### Data to process ###

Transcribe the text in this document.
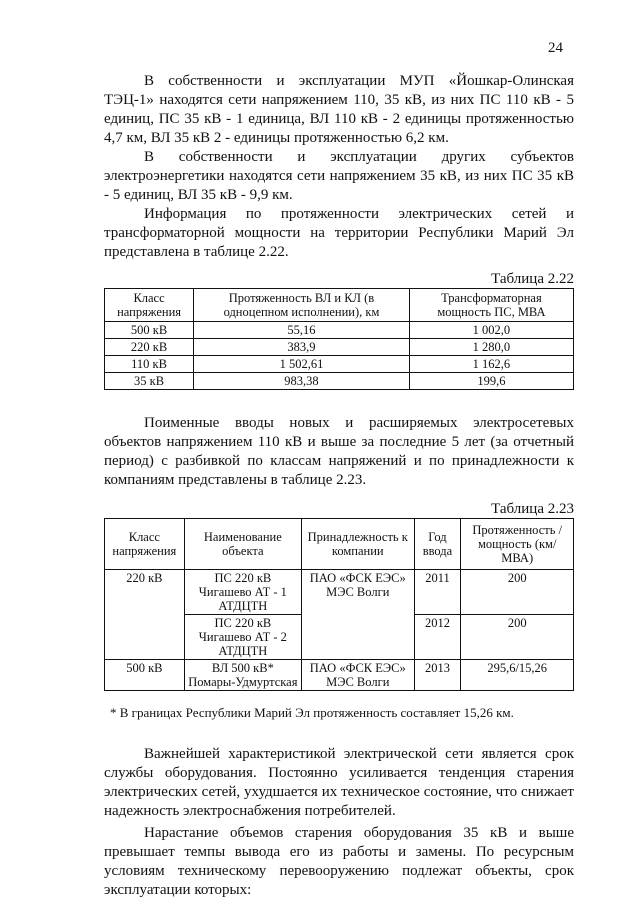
24

В собственности и эксплуатации МУП «Йошкар-Олинская ТЭЦ-1» находятся сети напряжением 110, 35 кВ, из них ПС 110 кВ - 5 единиц, ПС 35 кВ - 1 единица, ВЛ 110 кВ - 2 единицы протяженностью 4,7 км, ВЛ 35 кВ 2 - единицы протяженностью 6,2 км.

В собственности и эксплуатации других субъектов электроэнергетики находятся сети напряжением 35 кВ, из них ПС 35 кВ - 5 единиц, ВЛ 35 кВ - 9,9 км.

Информация по протяженности электрических сетей и трансформаторной мощности на территории Республики Марий Эл представлена в таблице 2.22.

Таблица 2.22
Класс напряжения	Протяженность ВЛ и КЛ (в одноцепном исполнении), км	Трансформаторная мощность ПС, МВА
500 кВ	55,16	1 002,0
220 кВ	383,9	1 280,0
110 кВ	1 502,61	1 162,6
35 кВ	983,38	199,6

Поименные вводы новых и расширяемых электросетевых объектов напряжением 110 кВ и выше за последние 5 лет (за отчетный период) с разбивкой по классам напряжений и по принадлежности к компаниям представлены в таблице 2.23.

Таблица 2.23
Класс напряжения	Наименование объекта	Принадлежность к компании	Год ввода	Протяженность /мощность (км/МВА)
220 кВ	ПС 220 кВ Чигашево АТ - 1 АТДЦТН	ПАО «ФСК ЕЭС» МЭС Волги	2011	200
	ПС 220 кВ Чигашево АТ - 2 АТДЦТН		2012	200
500 кВ	ВЛ 500 кВ* Помары-Удмуртская	ПАО «ФСК ЕЭС» МЭС Волги	2013	295,6/15,26
* В границах Республики Марий Эл протяженность составляет 15,26 км.

Важнейшей характеристикой электрической сети является срок службы оборудования. Постоянно усиливается тенденция старения электрических сетей, ухудшается их техническое состояние, что снижает надежность электроснабжения потребителей.

Нарастание объемов старения оборудования 35 кВ и выше превышает темпы вывода его из работы и замены. По ресурсным условиям техническому перевооружению подлежат объекты, срок эксплуатации которых:
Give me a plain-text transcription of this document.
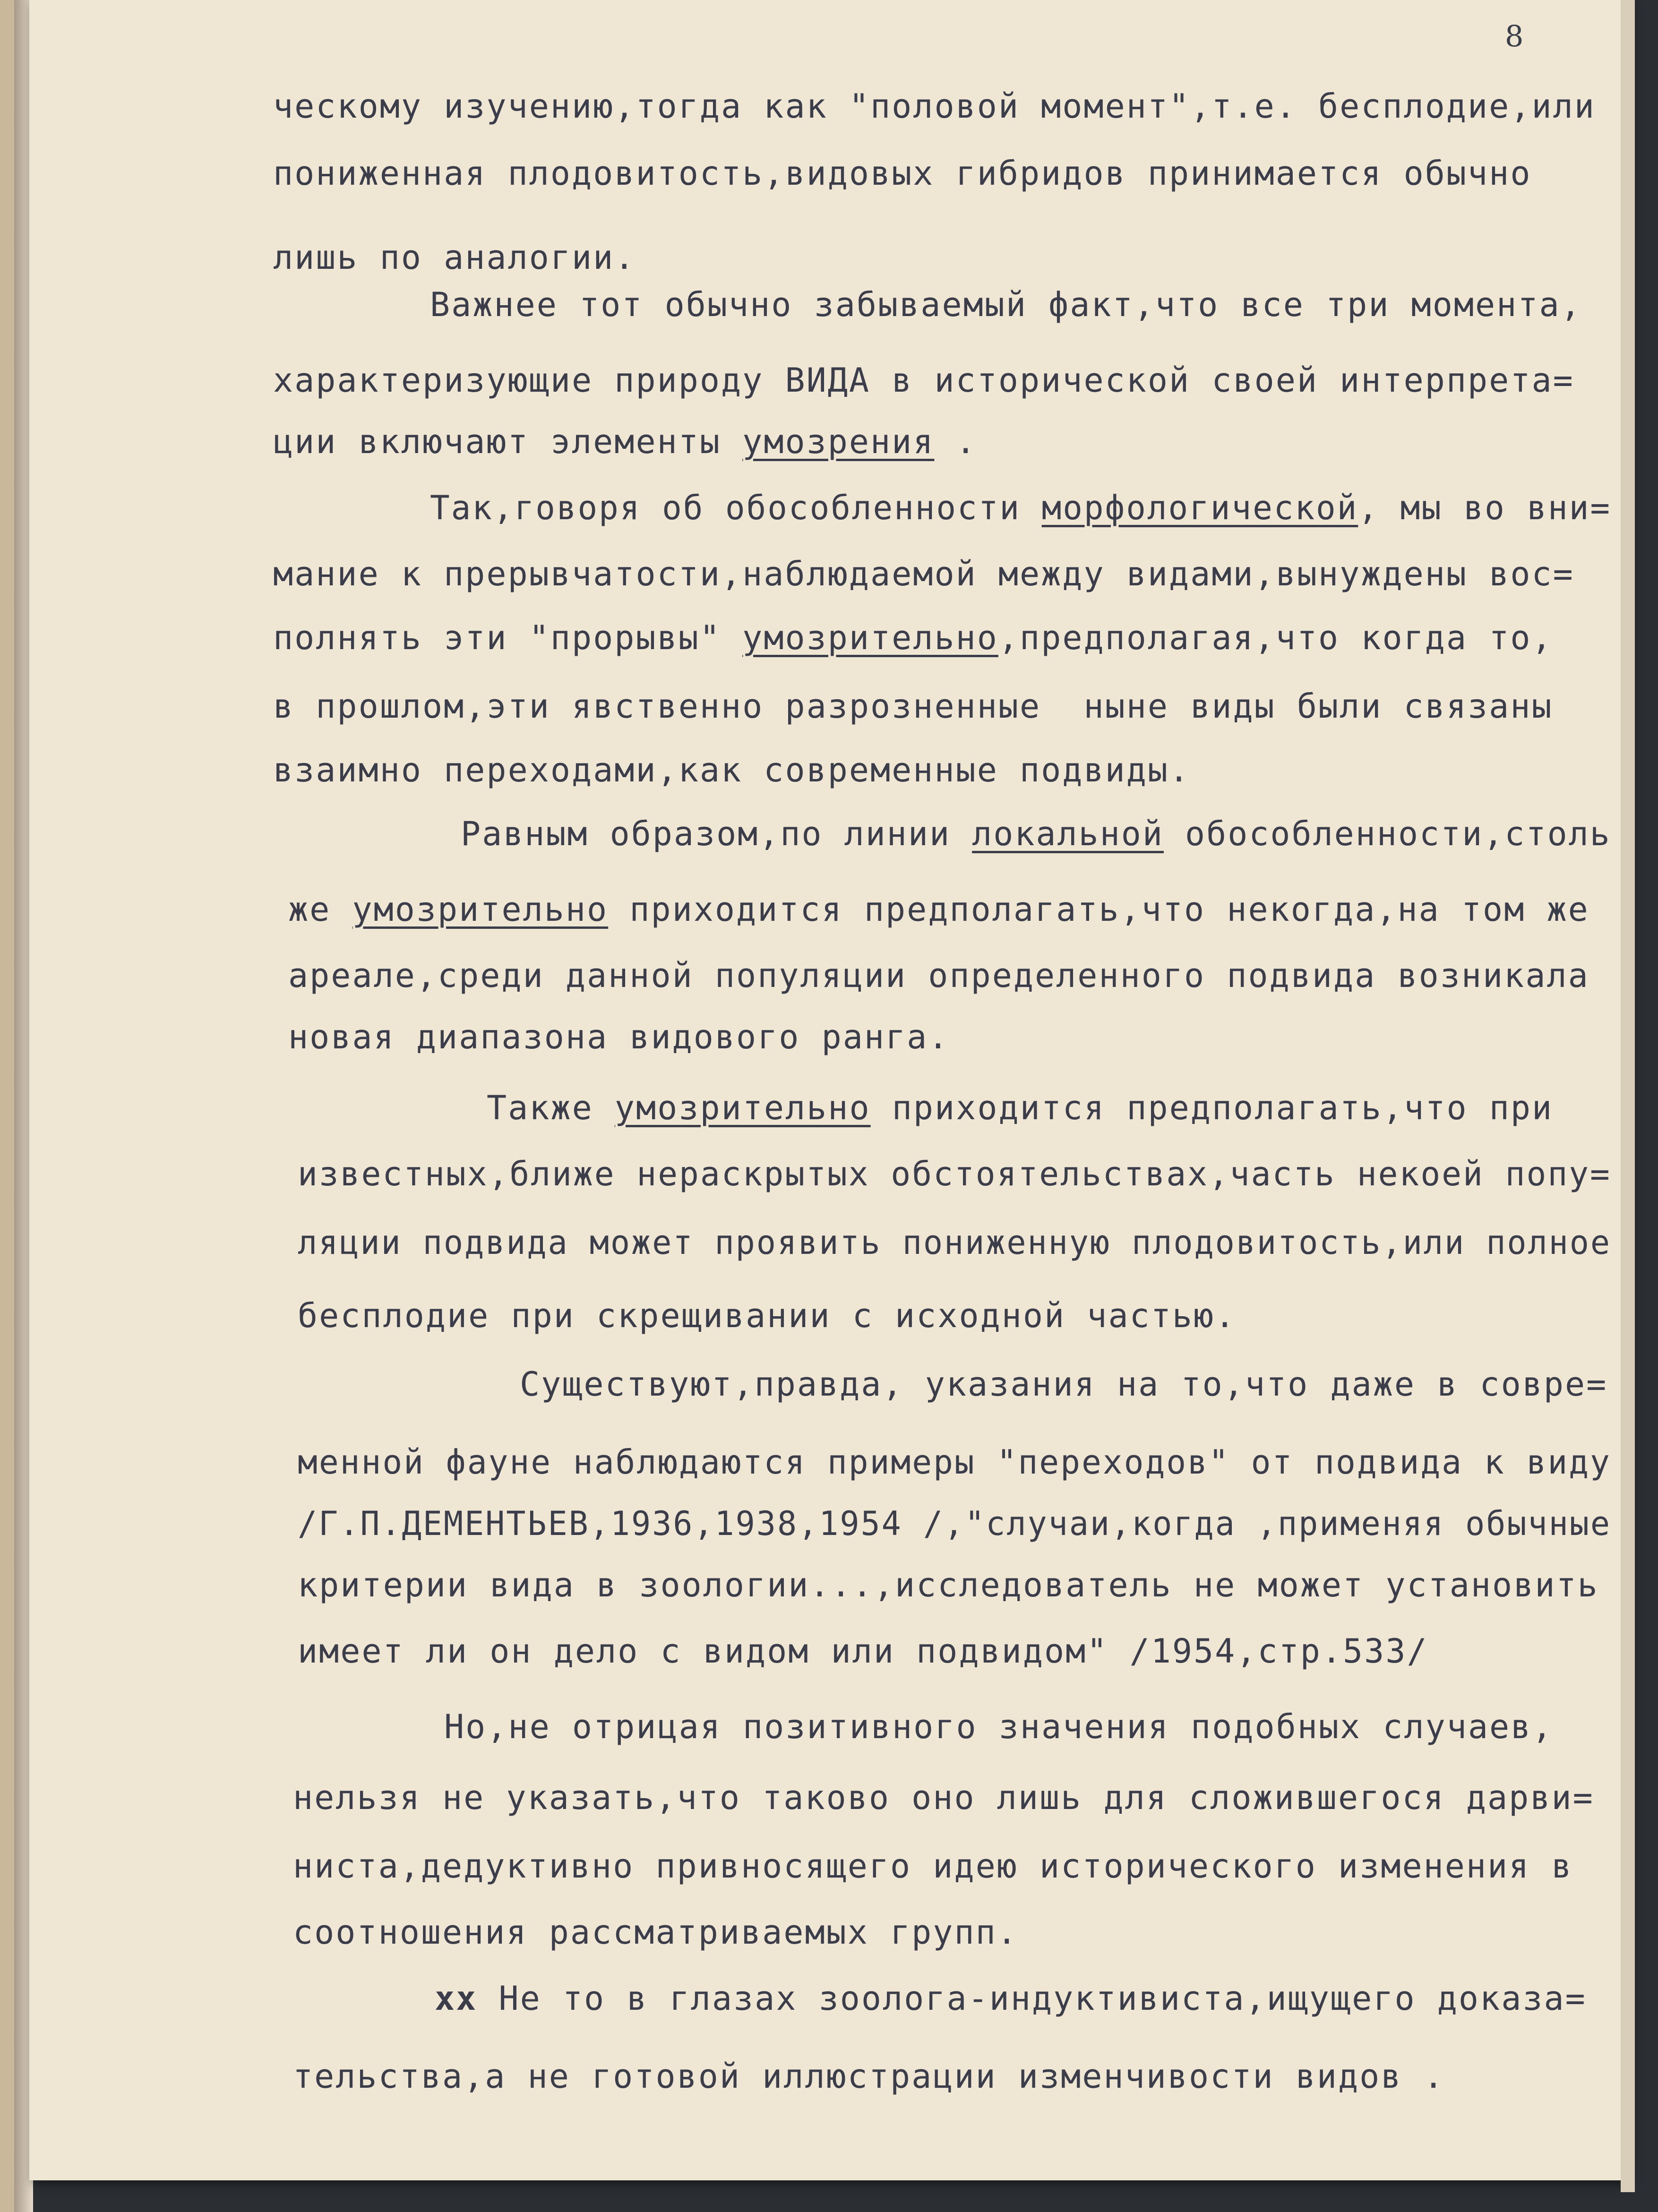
8
ческому изучению,тогда как "половой момент",т.е. бесплодие,или
пониженная плодовитость,видовых гибридов принимается обычно
лишь по аналогии.
Важнее тот обычно забываемый факт,что все три момента,
характеризующие природу ВИДА в исторической своей интерпрета=
ции включают элементы умозрения .
Так,говоря об обособленности морфологической, мы во вни=
мание к прерывчатости,наблюдаемой между видами,вынуждены вос=
полнять эти "прорывы" умозрительно,предполагая,что когда то,
в прошлом,эти явственно разрозненные  ныне виды были связаны
взаимно переходами,как современные подвиды.
Равным образом,по линии локальной обособленности,столь
же умозрительно приходится предполагать,что некогда,на том же
ареале,среди данной популяции определенного подвида возникала
новая диапазона видового ранга.
Также умозрительно приходится предполагать,что при
известных,ближе нераскрытых обстоятельствах,часть некоей попу=
ляции подвида может проявить пониженную плодовитость,или полное
бесплодие при скрещивании с исходной частью.
Существуют,правда, указания на то,что даже в совре=
менной фауне наблюдаются примеры "переходов" от подвида к виду
/Г.П.ДЕМЕНТЬЕВ,1936,1938,1954 /,"случаи,когда ,применяя обычные
критерии вида в зоологии...,исследователь не может установить
имеет ли он дело с видом или подвидом" /1954,стр.533/
Но,не отрицая позитивного значения подобных случаев,
нельзя не указать,что таково оно лишь для сложившегося дарви=
ниста,дедуктивно привносящего идею исторического изменения в
соотношения рассматриваемых групп.
хх Не то в глазах зоолога-индуктивиста,ищущего доказа=
тельства,а не готовой иллюстрации изменчивости видов .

###

### [Stated task]
Reproduce each record from above exactly; pictures do not belong in the copy.

### [Expected answer]
Transcribe the text in this document.
24

В собственности и эксплуатации МУП «Йошкар-Олинская ТЭЦ-1» находятся сети напряжением 110, 35 кВ, из них ПС 110 кВ - 5 единиц, ПС 35 кВ - 1 единица, ВЛ 110 кВ - 2 единицы протяженностью 4,7 км, ВЛ 35 кВ 2 - единицы протяженностью 6,2 км.

В собственности и эксплуатации других субъектов электроэнергетики находятся сети напряжением 35 кВ, из них ПС 35 кВ - 5 единиц, ВЛ 35 кВ - 9,9 км.

Информация по протяженности электрических сетей и трансформаторной мощности на территории Республики Марий Эл представлена в таблице 2.22.

Таблица 2.22
Класс напряжения	Протяженность ВЛ и КЛ (в одноцепном исполнении), км	Трансформаторная мощность ПС, МВА
500 кВ	55,16	1 002,0
220 кВ	383,9	1 280,0
110 кВ	1 502,61	1 162,6
35 кВ	983,38	199,6

Поименные вводы новых и расширяемых электросетевых объектов напряжением 110 кВ и выше за последние 5 лет (за отчетный период) с разбивкой по классам напряжений и по принадлежности к компаниям представлены в таблице 2.23.

Таблица 2.23
Класс напряжения	Наименование объекта	Принадлежность к компании	Год ввода	Протяженность /мощность (км/МВА)
220 кВ	ПС 220 кВ Чигашево АТ - 1 АТДЦТН	ПАО «ФСК ЕЭС» МЭС Волги	2011	200
	ПС 220 кВ Чигашево АТ - 2 АТДЦТН		2012	200
500 кВ	ВЛ 500 кВ* Помары-Удмуртская	ПАО «ФСК ЕЭС» МЭС Волги	2013	295,6/15,26
* В границах Республики Марий Эл протяженность составляет 15,26 км.

Важнейшей характеристикой электрической сети является срок службы оборудования. Постоянно усиливается тенденция старения электрических сетей, ухудшается их техническое состояние, что снижает надежность электроснабжения потребителей.

Нарастание объемов старения оборудования 35 кВ и выше превышает темпы вывода его из работы и замены. По ресурсным условиям техническому перевооружению подлежат объекты, срок эксплуатации которых:
Give me a plain-text transcription of this document.
8
ческому изучению,тогда как "половой момент",т.е. бесплодие,или
пониженная плодовитость,видовых гибридов принимается обычно
лишь по аналогии.
Важнее тот обычно забываемый факт,что все три момента,
характеризующие природу ВИДА в исторической своей интерпрета=
ции включают элементы умозрения .
Так,говоря об обособленности морфологической, мы во вни=
мание к прерывчатости,наблюдаемой между видами,вынуждены вос=
полнять эти "прорывы" умозрительно,предполагая,что когда то,
в прошлом,эти явственно разрозненные  ныне виды были связаны
взаимно переходами,как современные подвиды.
Равным образом,по линии локальной обособленности,столь
же умозрительно приходится предполагать,что некогда,на том же
ареале,среди данной популяции определенного подвида возникала
новая диапазона видового ранга.
Также умозрительно приходится предполагать,что при
известных,ближе нераскрытых обстоятельствах,часть некоей попу=
ляции подвида может проявить пониженную плодовитость,или полное
бесплодие при скрещивании с исходной частью.
Существуют,правда, указания на то,что даже в совре=
менной фауне наблюдаются примеры "переходов" от подвида к виду
/Г.П.ДЕМЕНТЬЕВ,1936,1938,1954 /,"случаи,когда ,применяя обычные
критерии вида в зоологии...,исследователь не может установить
имеет ли он дело с видом или подвидом" /1954,стр.533/
Но,не отрицая позитивного значения подобных случаев,
нельзя не указать,что таково оно лишь для сложившегося дарви=
ниста,дедуктивно привносящего идею исторического изменения в
соотношения рассматриваемых групп.
хх Не то в глазах зоолога-индуктивиста,ищущего доказа=
тельства,а не готовой иллюстрации изменчивости видов .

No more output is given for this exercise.